**GIVEN INSTRUCTION**
Go through the listing and pick out each line with the word "subtitle" in it.

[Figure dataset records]
============

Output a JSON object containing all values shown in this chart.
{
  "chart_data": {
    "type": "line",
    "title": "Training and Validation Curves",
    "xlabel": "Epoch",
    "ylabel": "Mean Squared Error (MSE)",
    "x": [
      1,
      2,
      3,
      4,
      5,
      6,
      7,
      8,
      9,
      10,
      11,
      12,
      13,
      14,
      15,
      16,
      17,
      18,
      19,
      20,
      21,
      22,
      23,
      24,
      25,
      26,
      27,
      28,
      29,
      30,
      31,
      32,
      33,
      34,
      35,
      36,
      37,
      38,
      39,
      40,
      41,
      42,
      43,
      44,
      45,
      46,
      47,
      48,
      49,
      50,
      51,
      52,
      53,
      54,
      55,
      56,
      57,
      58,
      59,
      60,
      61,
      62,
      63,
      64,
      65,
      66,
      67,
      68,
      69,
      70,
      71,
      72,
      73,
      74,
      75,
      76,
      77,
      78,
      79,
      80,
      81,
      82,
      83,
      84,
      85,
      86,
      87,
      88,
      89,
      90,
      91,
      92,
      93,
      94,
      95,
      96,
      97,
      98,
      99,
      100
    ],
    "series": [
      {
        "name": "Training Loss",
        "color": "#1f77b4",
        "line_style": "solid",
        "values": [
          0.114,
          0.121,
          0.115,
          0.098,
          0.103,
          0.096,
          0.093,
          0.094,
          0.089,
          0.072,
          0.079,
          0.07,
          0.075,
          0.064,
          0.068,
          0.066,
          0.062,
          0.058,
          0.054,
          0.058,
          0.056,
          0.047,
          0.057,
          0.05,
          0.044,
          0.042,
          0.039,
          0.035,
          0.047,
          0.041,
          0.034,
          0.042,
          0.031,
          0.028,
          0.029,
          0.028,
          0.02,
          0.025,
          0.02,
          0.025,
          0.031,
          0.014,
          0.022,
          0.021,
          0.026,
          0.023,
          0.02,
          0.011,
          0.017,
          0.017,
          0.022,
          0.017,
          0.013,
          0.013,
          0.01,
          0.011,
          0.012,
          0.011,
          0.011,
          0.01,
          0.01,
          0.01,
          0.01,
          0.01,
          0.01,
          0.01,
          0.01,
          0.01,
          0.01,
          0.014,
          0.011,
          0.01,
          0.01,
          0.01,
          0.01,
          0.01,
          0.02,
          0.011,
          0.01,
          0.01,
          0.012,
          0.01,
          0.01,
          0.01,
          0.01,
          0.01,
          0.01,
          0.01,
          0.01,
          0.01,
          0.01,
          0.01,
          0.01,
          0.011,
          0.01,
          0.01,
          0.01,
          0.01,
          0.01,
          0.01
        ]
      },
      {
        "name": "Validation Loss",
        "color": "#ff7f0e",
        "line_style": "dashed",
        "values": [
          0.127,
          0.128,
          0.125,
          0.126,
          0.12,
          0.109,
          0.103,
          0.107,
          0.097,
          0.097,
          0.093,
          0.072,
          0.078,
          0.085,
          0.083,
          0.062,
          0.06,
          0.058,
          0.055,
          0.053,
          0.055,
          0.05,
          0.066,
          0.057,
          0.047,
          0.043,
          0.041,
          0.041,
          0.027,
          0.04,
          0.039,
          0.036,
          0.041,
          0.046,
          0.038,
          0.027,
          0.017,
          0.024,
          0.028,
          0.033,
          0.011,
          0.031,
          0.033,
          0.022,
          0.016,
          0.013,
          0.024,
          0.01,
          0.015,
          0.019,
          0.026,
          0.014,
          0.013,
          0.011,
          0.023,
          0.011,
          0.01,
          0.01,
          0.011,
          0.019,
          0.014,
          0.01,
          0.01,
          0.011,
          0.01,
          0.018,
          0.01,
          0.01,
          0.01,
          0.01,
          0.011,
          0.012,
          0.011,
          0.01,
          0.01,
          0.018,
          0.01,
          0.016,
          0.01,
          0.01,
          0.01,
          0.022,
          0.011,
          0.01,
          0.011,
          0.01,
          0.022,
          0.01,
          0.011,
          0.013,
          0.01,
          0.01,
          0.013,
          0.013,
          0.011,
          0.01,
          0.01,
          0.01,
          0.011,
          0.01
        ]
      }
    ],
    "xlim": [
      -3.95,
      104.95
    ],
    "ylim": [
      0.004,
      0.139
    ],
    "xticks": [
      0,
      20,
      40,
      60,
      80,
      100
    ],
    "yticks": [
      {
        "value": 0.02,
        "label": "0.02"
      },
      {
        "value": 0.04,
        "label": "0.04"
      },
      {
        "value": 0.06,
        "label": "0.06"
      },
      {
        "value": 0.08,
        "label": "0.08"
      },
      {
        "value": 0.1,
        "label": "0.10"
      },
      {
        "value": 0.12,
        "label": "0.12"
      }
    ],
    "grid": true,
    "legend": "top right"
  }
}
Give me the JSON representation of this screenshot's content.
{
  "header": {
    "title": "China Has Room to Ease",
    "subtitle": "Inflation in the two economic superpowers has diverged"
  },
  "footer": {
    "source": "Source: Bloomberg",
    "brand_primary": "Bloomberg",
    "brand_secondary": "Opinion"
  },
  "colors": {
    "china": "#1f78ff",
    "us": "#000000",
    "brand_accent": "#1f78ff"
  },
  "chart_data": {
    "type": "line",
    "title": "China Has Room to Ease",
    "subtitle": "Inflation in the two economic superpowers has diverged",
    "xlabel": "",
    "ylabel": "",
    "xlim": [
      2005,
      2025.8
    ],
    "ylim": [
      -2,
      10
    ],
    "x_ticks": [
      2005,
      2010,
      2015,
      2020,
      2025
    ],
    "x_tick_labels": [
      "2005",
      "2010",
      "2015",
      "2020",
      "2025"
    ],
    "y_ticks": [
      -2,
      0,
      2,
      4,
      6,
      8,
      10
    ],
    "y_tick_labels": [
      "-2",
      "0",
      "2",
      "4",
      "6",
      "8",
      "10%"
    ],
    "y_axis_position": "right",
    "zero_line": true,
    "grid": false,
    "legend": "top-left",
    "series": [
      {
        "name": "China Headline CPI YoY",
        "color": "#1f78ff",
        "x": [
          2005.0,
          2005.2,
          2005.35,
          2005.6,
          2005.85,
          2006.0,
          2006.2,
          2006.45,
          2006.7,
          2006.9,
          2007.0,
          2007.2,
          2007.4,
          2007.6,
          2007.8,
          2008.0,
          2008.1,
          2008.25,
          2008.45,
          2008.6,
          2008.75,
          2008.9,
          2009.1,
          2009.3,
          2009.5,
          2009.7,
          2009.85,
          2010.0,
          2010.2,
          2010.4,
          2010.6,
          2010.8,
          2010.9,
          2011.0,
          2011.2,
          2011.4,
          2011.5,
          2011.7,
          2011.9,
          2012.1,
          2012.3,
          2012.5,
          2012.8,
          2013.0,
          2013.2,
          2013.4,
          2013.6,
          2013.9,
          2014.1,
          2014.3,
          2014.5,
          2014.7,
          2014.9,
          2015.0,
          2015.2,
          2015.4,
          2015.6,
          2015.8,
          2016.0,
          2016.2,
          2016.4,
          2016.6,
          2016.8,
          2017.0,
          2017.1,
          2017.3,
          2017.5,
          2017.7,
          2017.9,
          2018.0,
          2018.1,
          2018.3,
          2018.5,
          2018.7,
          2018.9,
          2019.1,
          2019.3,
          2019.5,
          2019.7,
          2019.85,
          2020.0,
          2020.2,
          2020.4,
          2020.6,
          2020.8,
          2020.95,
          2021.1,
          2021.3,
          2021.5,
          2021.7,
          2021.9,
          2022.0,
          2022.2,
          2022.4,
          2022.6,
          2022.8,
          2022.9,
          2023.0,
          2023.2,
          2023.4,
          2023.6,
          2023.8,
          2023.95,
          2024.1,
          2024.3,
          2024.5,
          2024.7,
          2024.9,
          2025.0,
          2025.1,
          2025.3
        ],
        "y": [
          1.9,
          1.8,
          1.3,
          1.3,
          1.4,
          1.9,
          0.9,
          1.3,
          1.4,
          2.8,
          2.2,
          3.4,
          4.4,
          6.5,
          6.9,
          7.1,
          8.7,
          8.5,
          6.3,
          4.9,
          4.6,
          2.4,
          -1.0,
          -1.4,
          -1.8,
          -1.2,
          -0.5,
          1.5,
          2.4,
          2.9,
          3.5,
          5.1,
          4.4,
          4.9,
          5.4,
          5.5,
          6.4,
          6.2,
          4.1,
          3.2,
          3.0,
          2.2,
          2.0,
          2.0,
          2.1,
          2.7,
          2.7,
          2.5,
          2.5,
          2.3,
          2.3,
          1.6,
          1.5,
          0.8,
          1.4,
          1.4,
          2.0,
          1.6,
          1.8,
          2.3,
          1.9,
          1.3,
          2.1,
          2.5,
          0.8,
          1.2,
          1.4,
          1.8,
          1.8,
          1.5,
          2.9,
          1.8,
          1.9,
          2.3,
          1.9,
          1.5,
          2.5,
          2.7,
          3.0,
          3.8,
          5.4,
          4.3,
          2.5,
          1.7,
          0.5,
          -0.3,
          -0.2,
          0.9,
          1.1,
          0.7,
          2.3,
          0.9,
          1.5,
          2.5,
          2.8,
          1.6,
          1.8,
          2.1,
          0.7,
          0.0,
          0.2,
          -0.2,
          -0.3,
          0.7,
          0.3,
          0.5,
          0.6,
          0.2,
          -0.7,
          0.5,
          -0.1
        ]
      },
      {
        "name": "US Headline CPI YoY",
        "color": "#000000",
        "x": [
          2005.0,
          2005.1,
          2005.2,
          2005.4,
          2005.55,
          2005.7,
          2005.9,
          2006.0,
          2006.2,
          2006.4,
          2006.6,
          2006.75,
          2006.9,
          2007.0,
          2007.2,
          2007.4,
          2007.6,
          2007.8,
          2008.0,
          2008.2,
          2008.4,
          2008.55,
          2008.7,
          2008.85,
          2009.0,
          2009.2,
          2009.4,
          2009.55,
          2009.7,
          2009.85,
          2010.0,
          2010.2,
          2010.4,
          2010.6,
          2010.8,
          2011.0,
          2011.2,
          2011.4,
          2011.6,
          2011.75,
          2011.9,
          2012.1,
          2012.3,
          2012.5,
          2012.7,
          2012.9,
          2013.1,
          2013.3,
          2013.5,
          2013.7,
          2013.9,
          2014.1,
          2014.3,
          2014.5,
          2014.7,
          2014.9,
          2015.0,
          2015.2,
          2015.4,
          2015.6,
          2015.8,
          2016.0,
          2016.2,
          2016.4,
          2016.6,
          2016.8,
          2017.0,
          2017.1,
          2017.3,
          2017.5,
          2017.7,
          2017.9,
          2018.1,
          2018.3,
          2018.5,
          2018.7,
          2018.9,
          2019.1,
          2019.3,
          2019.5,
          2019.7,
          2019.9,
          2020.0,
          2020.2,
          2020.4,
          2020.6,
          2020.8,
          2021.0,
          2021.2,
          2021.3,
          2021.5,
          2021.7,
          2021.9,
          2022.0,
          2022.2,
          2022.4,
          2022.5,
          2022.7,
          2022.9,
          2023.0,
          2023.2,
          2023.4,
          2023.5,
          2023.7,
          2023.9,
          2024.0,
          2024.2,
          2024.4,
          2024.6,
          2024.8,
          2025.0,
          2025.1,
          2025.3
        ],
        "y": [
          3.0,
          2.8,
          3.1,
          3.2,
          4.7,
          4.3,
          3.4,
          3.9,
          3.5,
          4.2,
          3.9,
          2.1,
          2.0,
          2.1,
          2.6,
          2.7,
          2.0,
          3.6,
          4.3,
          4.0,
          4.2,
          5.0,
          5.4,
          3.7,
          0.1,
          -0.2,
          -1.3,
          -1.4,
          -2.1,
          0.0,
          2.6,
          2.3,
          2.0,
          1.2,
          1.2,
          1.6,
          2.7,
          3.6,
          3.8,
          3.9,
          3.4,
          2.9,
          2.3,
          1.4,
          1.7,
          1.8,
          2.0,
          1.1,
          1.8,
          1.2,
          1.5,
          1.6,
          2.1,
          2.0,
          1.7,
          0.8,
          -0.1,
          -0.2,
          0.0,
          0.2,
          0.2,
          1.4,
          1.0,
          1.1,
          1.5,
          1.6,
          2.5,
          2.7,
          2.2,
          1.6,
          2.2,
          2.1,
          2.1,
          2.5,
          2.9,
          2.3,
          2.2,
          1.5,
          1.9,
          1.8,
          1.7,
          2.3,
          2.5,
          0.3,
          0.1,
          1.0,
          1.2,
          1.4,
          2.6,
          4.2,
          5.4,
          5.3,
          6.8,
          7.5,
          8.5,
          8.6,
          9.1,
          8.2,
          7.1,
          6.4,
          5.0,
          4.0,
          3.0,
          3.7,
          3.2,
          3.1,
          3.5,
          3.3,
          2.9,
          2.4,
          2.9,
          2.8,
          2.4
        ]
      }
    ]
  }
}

============

**RESULT**
    "subtitle": "Inflation in the two economic superpowers has diverged"
    "subtitle": "Inflation in the two economic superpowers has diverged",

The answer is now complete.